- [Exercise requirements]: Repeat the full listing, word for word.

- [Task input]:
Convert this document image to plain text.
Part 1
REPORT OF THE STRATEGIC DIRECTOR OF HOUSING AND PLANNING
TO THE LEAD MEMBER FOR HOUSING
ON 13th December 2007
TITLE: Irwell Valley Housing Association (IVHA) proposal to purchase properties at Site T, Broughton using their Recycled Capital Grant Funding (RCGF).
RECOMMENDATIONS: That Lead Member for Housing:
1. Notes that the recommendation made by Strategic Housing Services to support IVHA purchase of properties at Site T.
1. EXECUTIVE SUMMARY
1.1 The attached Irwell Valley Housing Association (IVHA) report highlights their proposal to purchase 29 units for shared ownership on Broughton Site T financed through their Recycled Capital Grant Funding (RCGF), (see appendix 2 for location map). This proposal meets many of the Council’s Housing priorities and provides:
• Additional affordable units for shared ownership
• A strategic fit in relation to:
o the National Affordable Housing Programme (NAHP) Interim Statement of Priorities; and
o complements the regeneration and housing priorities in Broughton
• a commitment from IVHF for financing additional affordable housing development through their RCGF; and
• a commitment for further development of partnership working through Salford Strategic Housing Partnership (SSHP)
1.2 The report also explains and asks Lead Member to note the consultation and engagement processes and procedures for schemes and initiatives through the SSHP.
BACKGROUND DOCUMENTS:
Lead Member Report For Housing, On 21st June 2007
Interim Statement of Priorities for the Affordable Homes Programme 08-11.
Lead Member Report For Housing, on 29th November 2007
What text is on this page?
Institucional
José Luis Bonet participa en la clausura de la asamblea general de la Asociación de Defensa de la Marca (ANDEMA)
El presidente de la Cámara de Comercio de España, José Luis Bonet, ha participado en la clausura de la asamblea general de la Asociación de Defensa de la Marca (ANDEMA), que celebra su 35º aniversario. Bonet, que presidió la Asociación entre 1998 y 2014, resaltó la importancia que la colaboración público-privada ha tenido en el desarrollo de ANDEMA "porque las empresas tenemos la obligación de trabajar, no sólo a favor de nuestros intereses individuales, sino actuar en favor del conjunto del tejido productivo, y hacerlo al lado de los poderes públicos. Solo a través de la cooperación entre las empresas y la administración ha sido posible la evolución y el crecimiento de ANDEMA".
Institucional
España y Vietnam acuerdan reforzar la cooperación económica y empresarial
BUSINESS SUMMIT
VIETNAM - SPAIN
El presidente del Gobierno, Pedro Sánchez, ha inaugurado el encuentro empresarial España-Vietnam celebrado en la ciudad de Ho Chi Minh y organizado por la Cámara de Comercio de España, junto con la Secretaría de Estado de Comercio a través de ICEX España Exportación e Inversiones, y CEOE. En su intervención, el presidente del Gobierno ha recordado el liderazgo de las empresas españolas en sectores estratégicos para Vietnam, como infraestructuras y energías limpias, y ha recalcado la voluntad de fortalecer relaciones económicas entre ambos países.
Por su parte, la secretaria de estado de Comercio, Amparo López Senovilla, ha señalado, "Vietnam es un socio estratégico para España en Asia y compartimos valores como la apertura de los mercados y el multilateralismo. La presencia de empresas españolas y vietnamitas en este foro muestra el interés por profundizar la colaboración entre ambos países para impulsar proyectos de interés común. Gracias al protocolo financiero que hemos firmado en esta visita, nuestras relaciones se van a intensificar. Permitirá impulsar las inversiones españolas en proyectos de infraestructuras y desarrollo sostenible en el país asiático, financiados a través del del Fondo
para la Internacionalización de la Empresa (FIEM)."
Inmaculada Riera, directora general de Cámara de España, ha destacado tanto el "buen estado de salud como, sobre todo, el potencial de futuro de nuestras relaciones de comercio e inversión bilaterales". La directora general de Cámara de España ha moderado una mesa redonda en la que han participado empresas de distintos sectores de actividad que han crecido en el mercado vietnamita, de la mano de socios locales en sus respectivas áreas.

- [Exercise result]:
Convert this document image to plain text.
Part 1
REPORT OF THE STRATEGIC DIRECTOR OF HOUSING AND PLANNING
TO THE LEAD MEMBER FOR HOUSING
ON 13th December 2007
TITLE: Irwell Valley Housing Association (IVHA) proposal to purchase properties at Site T, Broughton using their Recycled Capital Grant Funding (RCGF).
RECOMMENDATIONS: That Lead Member for Housing:
1. Notes that the recommendation made by Strategic Housing Services to support IVHA purchase of properties at Site T.
1. EXECUTIVE SUMMARY
1.1 The attached Irwell Valley Housing Association (IVHA) report highlights their proposal to purchase 29 units for shared ownership on Broughton Site T financed through their Recycled Capital Grant Funding (RCGF), (see appendix 2 for location map). This proposal meets many of the Council’s Housing priorities and provides:
• Additional affordable units for shared ownership
• A strategic fit in relation to:
o the National Affordable Housing Programme (NAHP) Interim Statement of Priorities; and
o complements the regeneration and housing priorities in Broughton
• a commitment from IVHF for financing additional affordable housing development through their RCGF; and
• a commitment for further development of partnership working through Salford Strategic Housing Partnership (SSHP)
1.2 The report also explains and asks Lead Member to note the consultation and engagement processes and procedures for schemes and initiatives through the SSHP.
BACKGROUND DOCUMENTS:
Lead Member Report For Housing, On 21st June 2007
Interim Statement of Priorities for the Affordable Homes Programme 08-11.
Lead Member Report For Housing, on 29th November 2007
What text is on this page?
Institucional
José Luis Bonet participa en la clausura de la asamblea general de la Asociación de Defensa de la Marca (ANDEMA)
El presidente de la Cámara de Comercio de España, José Luis Bonet, ha participado en la clausura de la asamblea general de la Asociación de Defensa de la Marca (ANDEMA), que celebra su 35º aniversario. Bonet, que presidió la Asociación entre 1998 y 2014, resaltó la importancia que la colaboración público-privada ha tenido en el desarrollo de ANDEMA "porque las empresas tenemos la obligación de trabajar, no sólo a favor de nuestros intereses individuales, sino actuar en favor del conjunto del tejido productivo, y hacerlo al lado de los poderes públicos. Solo a través de la cooperación entre las empresas y la administración ha sido posible la evolución y el crecimiento de ANDEMA".
Institucional
España y Vietnam acuerdan reforzar la cooperación económica y empresarial
BUSINESS SUMMIT
VIETNAM - SPAIN
El presidente del Gobierno, Pedro Sánchez, ha inaugurado el encuentro empresarial España-Vietnam celebrado en la ciudad de Ho Chi Minh y organizado por la Cámara de Comercio de España, junto con la Secretaría de Estado de Comercio a través de ICEX España Exportación e Inversiones, y CEOE. En su intervención, el presidente del Gobierno ha recordado el liderazgo de las empresas españolas en sectores estratégicos para Vietnam, como infraestructuras y energías limpias, y ha recalcado la voluntad de fortalecer relaciones económicas entre ambos países.
Por su parte, la secretaria de estado de Comercio, Amparo López Senovilla, ha señalado, "Vietnam es un socio estratégico para España en Asia y compartimos valores como la apertura de los mercados y el multilateralismo. La presencia de empresas españolas y vietnamitas en este foro muestra el interés por profundizar la colaboración entre ambos países para impulsar proyectos de interés común. Gracias al protocolo financiero que hemos firmado en esta visita, nuestras relaciones se van a intensificar. Permitirá impulsar las inversiones españolas en proyectos de infraestructuras y desarrollo sostenible en el país asiático, financiados a través del del Fondo
para la Internacionalización de la Empresa (FIEM)."
Inmaculada Riera, directora general de Cámara de España, ha destacado tanto el "buen estado de salud como, sobre todo, el potencial de futuro de nuestras relaciones de comercio e inversión bilaterales". La directora general de Cámara de España ha moderado una mesa redonda en la que han participado empresas de distintos sectores de actividad que han crecido en el mercado vietnamita, de la mano de socios locales en sus respectivas áreas.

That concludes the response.